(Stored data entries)
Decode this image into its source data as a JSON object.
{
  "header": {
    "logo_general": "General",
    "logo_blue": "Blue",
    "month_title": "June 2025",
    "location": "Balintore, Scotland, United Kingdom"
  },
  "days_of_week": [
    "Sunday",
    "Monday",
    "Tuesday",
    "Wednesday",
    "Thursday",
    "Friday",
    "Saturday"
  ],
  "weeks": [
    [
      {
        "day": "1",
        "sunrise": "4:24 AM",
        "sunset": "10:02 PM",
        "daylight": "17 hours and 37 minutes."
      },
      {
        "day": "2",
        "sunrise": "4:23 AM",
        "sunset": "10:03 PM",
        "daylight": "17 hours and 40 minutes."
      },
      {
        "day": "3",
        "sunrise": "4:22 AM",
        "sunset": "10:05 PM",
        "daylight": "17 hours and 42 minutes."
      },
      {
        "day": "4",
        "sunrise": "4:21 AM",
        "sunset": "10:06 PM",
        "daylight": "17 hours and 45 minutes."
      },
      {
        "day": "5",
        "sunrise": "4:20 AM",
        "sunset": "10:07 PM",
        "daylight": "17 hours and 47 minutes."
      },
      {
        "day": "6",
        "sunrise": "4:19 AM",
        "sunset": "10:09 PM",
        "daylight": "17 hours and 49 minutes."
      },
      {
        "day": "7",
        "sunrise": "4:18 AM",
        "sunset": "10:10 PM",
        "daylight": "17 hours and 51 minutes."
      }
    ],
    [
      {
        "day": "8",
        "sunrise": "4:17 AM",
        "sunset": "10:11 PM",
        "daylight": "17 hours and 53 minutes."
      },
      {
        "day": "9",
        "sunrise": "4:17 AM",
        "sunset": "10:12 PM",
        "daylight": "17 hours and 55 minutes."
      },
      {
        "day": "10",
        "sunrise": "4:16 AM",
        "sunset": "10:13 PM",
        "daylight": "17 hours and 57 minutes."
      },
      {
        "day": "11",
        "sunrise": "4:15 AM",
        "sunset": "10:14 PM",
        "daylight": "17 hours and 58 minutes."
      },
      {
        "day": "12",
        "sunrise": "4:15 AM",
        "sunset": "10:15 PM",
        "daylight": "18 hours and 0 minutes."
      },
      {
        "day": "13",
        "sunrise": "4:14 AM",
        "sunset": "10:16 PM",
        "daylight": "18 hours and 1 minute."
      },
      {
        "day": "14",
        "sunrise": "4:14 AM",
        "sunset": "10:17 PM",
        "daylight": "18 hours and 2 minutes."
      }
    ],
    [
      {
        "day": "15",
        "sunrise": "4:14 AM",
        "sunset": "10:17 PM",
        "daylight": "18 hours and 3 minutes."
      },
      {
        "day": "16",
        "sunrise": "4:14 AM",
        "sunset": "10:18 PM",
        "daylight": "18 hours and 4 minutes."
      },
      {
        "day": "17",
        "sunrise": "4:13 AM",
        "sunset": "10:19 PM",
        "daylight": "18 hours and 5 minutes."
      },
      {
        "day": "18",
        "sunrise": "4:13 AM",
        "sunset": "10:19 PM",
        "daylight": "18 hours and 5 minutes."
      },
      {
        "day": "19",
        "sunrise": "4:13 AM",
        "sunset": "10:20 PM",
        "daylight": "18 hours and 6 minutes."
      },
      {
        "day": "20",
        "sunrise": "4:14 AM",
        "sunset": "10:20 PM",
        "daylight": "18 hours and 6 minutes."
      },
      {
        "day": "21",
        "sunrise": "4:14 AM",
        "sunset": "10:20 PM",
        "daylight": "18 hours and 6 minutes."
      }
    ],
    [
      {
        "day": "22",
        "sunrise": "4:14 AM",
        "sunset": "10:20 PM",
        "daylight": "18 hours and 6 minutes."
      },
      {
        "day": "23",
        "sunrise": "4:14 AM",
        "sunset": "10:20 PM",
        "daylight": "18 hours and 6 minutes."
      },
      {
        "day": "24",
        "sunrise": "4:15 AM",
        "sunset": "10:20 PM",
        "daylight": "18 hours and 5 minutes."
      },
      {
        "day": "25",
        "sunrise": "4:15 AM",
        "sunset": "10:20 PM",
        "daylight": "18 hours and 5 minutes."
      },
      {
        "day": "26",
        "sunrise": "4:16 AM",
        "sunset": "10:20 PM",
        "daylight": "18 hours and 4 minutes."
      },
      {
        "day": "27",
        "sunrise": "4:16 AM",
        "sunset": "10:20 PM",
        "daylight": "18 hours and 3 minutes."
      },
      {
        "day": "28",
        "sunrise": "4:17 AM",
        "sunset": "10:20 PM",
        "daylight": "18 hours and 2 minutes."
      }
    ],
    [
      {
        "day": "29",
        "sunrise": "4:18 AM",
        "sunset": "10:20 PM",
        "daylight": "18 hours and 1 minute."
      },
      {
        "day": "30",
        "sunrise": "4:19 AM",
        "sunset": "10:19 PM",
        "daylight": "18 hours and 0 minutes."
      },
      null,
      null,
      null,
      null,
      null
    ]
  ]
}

Written task: Would you reproduce all the entries exactly?

Solution to this problem:
Decode this image into its source data as a JSON object.
{
  "header": {
    "logo_general": "General",
    "logo_blue": "Blue",
    "month_title": "June 2025",
    "location": "Balintore, Scotland, United Kingdom"
  },
  "days_of_week": [
    "Sunday",
    "Monday",
    "Tuesday",
    "Wednesday",
    "Thursday",
    "Friday",
    "Saturday"
  ],
  "weeks": [
    [
      {
        "day": "1",
        "sunrise": "4:24 AM",
        "sunset": "10:02 PM",
        "daylight": "17 hours and 37 minutes."
      },
      {
        "day": "2",
        "sunrise": "4:23 AM",
        "sunset": "10:03 PM",
        "daylight": "17 hours and 40 minutes."
      },
      {
        "day": "3",
        "sunrise": "4:22 AM",
        "sunset": "10:05 PM",
        "daylight": "17 hours and 42 minutes."
      },
      {
        "day": "4",
        "sunrise": "4:21 AM",
        "sunset": "10:06 PM",
        "daylight": "17 hours and 45 minutes."
      },
      {
        "day": "5",
        "sunrise": "4:20 AM",
        "sunset": "10:07 PM",
        "daylight": "17 hours and 47 minutes."
      },
      {
        "day": "6",
        "sunrise": "4:19 AM",
        "sunset": "10:09 PM",
        "daylight": "17 hours and 49 minutes."
      },
      {
        "day": "7",
        "sunrise": "4:18 AM",
        "sunset": "10:10 PM",
        "daylight": "17 hours and 51 minutes."
      }
    ],
    [
      {
        "day": "8",
        "sunrise": "4:17 AM",
        "sunset": "10:11 PM",
        "daylight": "17 hours and 53 minutes."
      },
      {
        "day": "9",
        "sunrise": "4:17 AM",
        "sunset": "10:12 PM",
        "daylight": "17 hours and 55 minutes."
      },
      {
        "day": "10",
        "sunrise": "4:16 AM",
        "sunset": "10:13 PM",
        "daylight": "17 hours and 57 minutes."
      },
      {
        "day": "11",
        "sunrise": "4:15 AM",
        "sunset": "10:14 PM",
        "daylight": "17 hours and 58 minutes."
      },
      {
        "day": "12",
        "sunrise": "4:15 AM",
        "sunset": "10:15 PM",
        "daylight": "18 hours and 0 minutes."
      },
      {
        "day": "13",
        "sunrise": "4:14 AM",
        "sunset": "10:16 PM",
        "daylight": "18 hours and 1 minute."
      },
      {
        "day": "14",
        "sunrise": "4:14 AM",
        "sunset": "10:17 PM",
        "daylight": "18 hours and 2 minutes."
      }
    ],
    [
      {
        "day": "15",
        "sunrise": "4:14 AM",
        "sunset": "10:17 PM",
        "daylight": "18 hours and 3 minutes."
      },
      {
        "day": "16",
        "sunrise": "4:14 AM",
        "sunset": "10:18 PM",
        "daylight": "18 hours and 4 minutes."
      },
      {
        "day": "17",
        "sunrise": "4:13 AM",
        "sunset": "10:19 PM",
        "daylight": "18 hours and 5 minutes."
      },
      {
        "day": "18",
        "sunrise": "4:13 AM",
        "sunset": "10:19 PM",
        "daylight": "18 hours and 5 minutes."
      },
      {
        "day": "19",
        "sunrise": "4:13 AM",
        "sunset": "10:20 PM",
        "daylight": "18 hours and 6 minutes."
      },
      {
        "day": "20",
        "sunrise": "4:14 AM",
        "sunset": "10:20 PM",
        "daylight": "18 hours and 6 minutes."
      },
      {
        "day": "21",
        "sunrise": "4:14 AM",
        "sunset": "10:20 PM",
        "daylight": "18 hours and 6 minutes."
      }
    ],
    [
      {
        "day": "22",
        "sunrise": "4:14 AM",
        "sunset": "10:20 PM",
        "daylight": "18 hours and 6 minutes."
      },
      {
        "day": "23",
        "sunrise": "4:14 AM",
        "sunset": "10:20 PM",
        "daylight": "18 hours and 6 minutes."
      },
      {
        "day": "24",
        "sunrise": "4:15 AM",
        "sunset": "10:20 PM",
        "daylight": "18 hours and 5 minutes."
      },
      {
        "day": "25",
        "sunrise": "4:15 AM",
        "sunset": "10:20 PM",
        "daylight": "18 hours and 5 minutes."
      },
      {
        "day": "26",
        "sunrise": "4:16 AM",
        "sunset": "10:20 PM",
        "daylight": "18 hours and 4 minutes."
      },
      {
        "day": "27",
        "sunrise": "4:16 AM",
        "sunset": "10:20 PM",
        "daylight": "18 hours and 3 minutes."
      },
      {
        "day": "28",
        "sunrise": "4:17 AM",
        "sunset": "10:20 PM",
        "daylight": "18 hours and 2 minutes."
      }
    ],
    [
      {
        "day": "29",
        "sunrise": "4:18 AM",
        "sunset": "10:20 PM",
        "daylight": "18 hours and 1 minute."
      },
      {
        "day": "30",
        "sunrise": "4:19 AM",
        "sunset": "10:19 PM",
        "daylight": "18 hours and 0 minutes."
      },
      null,
      null,
      null,
      null,
      null
    ]
  ]
}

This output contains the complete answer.